** start of Supplied entries **

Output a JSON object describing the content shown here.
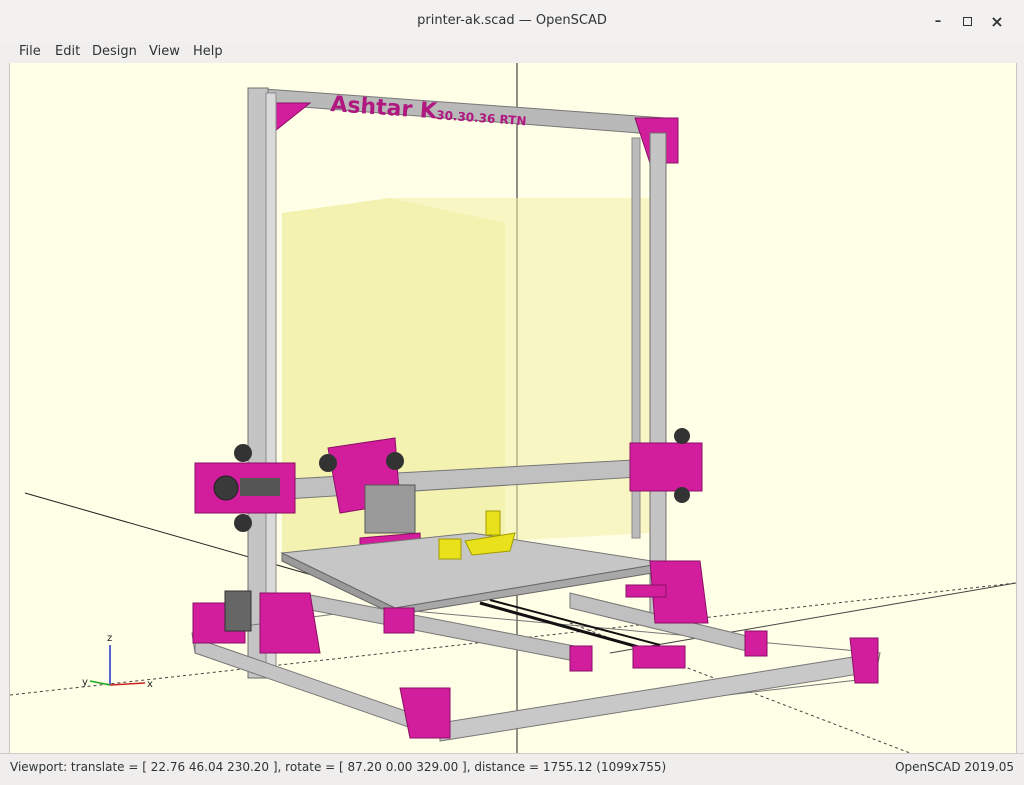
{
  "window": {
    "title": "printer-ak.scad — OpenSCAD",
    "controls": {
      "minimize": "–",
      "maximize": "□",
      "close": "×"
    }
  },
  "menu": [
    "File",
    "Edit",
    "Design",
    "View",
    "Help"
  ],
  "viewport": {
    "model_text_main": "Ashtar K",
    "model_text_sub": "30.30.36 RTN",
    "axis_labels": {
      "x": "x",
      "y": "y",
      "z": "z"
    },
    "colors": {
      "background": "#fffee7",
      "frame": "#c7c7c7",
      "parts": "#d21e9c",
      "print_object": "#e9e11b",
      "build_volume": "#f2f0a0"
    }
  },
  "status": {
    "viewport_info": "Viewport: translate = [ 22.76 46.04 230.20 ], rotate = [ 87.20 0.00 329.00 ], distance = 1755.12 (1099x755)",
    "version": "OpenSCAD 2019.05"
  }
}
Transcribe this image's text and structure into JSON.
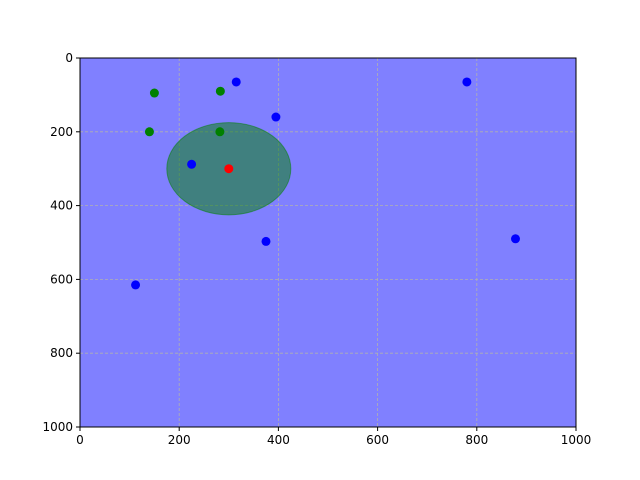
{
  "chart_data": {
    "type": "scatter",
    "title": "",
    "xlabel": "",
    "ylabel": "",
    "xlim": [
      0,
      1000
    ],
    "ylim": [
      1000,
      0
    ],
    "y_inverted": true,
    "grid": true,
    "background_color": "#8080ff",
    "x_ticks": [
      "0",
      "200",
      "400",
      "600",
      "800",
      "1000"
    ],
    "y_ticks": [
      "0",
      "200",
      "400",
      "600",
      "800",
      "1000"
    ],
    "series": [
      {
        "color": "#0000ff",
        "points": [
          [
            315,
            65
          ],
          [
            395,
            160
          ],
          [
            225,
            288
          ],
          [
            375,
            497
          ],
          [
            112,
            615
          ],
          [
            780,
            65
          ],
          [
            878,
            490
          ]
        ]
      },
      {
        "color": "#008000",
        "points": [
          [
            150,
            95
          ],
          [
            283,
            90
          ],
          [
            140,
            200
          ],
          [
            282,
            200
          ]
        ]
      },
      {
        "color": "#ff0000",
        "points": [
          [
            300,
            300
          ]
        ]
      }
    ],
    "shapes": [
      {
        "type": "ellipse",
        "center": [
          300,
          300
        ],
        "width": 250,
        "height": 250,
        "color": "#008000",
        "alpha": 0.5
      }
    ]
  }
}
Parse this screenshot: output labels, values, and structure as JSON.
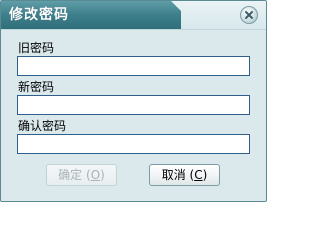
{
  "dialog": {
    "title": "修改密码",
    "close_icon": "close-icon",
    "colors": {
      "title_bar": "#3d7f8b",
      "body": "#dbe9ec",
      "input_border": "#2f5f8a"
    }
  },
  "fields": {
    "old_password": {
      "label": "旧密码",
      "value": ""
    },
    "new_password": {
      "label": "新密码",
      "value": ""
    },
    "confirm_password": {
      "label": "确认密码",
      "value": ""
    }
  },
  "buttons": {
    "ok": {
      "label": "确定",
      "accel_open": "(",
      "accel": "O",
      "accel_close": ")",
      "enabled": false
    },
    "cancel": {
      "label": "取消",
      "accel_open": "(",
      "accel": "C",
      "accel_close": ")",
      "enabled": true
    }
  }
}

** end of Supplied entries **
** start of Supplied entries **

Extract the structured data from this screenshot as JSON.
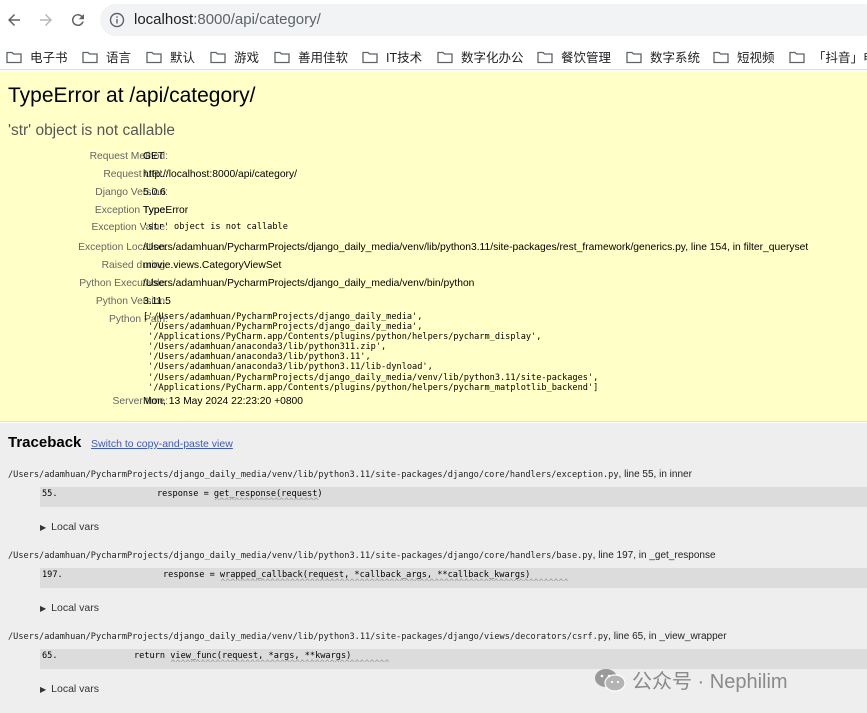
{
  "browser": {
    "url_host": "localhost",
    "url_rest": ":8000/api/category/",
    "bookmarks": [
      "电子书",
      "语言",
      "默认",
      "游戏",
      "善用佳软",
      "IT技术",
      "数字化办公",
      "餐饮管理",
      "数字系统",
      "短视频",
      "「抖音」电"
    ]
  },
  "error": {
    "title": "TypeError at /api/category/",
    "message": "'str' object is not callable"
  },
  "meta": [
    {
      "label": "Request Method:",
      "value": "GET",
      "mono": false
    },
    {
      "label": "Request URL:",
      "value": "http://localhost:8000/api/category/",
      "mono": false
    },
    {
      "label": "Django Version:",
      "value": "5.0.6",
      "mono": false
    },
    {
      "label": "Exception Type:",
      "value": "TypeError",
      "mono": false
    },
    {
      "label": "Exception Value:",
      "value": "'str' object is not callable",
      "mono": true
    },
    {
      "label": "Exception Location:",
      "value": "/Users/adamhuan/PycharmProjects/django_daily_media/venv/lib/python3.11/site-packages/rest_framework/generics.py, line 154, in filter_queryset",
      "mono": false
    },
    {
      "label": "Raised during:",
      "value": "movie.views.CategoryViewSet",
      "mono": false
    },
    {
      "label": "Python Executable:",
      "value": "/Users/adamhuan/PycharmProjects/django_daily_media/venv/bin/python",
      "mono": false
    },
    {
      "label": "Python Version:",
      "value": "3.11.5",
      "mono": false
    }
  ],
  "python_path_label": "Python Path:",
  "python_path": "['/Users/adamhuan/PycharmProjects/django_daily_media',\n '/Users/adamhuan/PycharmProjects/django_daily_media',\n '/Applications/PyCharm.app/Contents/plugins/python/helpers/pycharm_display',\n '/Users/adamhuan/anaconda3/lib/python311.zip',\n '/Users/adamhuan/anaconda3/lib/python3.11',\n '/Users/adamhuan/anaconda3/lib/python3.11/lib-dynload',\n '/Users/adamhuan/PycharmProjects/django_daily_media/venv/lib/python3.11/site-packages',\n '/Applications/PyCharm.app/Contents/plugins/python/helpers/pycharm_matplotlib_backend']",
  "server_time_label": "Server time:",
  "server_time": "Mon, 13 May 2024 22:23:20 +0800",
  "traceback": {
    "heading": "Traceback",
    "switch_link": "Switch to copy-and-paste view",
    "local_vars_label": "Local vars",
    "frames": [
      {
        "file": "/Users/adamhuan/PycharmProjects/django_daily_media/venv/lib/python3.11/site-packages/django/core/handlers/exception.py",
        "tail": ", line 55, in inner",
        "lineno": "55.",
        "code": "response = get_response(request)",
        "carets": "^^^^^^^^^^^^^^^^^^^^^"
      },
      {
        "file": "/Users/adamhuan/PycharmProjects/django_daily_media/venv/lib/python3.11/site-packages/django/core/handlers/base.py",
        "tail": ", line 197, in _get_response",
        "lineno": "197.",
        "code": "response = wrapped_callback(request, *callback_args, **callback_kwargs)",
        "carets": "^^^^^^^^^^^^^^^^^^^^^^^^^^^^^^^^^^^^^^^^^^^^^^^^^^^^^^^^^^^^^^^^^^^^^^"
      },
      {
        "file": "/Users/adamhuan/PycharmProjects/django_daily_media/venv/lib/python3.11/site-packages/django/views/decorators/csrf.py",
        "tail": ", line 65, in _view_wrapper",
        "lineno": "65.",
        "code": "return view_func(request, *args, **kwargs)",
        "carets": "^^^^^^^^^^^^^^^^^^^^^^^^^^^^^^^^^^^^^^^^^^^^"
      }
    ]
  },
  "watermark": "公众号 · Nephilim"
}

** end of Supplied entries **
** start of Supplied entries **

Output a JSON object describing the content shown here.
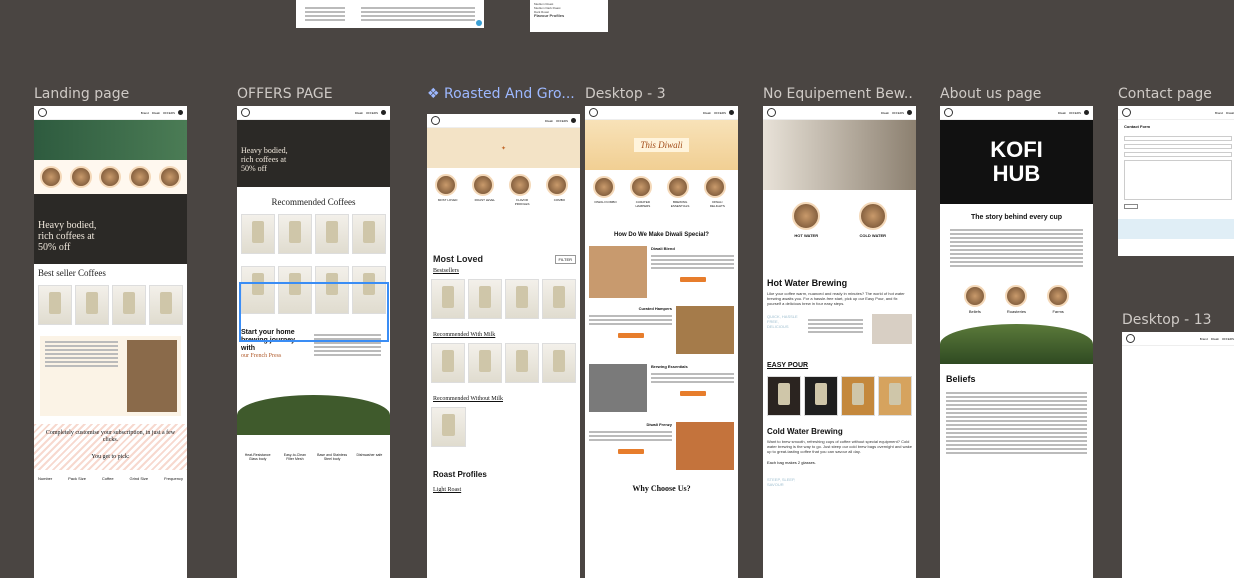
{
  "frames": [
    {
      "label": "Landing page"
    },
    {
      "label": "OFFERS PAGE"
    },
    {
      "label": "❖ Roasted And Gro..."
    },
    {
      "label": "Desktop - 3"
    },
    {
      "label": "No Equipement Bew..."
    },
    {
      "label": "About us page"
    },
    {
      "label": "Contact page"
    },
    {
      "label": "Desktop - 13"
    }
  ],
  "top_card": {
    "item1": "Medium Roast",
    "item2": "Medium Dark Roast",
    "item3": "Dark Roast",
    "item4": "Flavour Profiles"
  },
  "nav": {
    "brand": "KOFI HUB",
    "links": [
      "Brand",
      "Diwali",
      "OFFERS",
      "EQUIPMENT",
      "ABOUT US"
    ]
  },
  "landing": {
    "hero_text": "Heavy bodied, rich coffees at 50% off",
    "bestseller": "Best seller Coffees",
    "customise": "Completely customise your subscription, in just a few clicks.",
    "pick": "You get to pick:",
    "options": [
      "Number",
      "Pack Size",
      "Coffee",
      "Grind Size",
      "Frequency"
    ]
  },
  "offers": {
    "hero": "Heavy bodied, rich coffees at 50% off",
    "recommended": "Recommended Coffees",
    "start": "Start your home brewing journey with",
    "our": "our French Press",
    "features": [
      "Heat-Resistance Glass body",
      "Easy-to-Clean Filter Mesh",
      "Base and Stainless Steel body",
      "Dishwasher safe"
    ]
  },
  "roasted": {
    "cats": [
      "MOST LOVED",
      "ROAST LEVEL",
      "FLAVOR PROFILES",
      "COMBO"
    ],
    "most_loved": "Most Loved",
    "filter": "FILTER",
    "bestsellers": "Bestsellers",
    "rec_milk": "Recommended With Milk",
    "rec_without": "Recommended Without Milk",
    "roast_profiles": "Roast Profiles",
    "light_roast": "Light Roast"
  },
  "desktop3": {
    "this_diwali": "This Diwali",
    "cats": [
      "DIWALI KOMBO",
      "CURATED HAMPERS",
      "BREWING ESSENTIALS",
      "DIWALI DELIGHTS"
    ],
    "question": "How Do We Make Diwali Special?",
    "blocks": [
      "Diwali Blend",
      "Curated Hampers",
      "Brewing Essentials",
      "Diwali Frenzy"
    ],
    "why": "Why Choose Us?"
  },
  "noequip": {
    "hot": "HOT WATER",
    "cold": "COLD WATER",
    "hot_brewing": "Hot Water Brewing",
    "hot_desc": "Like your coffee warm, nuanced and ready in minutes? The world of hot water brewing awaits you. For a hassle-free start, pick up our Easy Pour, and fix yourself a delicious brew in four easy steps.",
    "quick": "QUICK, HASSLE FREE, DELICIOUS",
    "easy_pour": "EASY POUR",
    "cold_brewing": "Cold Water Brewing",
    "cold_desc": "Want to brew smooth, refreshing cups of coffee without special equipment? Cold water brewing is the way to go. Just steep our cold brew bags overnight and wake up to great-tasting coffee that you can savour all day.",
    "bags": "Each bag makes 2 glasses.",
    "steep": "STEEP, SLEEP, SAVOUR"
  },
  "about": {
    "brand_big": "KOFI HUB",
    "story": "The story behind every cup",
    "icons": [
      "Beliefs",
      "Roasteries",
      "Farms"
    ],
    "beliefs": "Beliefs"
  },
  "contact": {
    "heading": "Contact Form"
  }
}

** end of Supplied entries **

What you need to do: Lines of the material that contain the word "Heavy" are to be gathered.

Answer:
    "hero_text": "Heavy bodied, rich coffees at 50% off",
    "hero": "Heavy bodied, rich coffees at 50% off",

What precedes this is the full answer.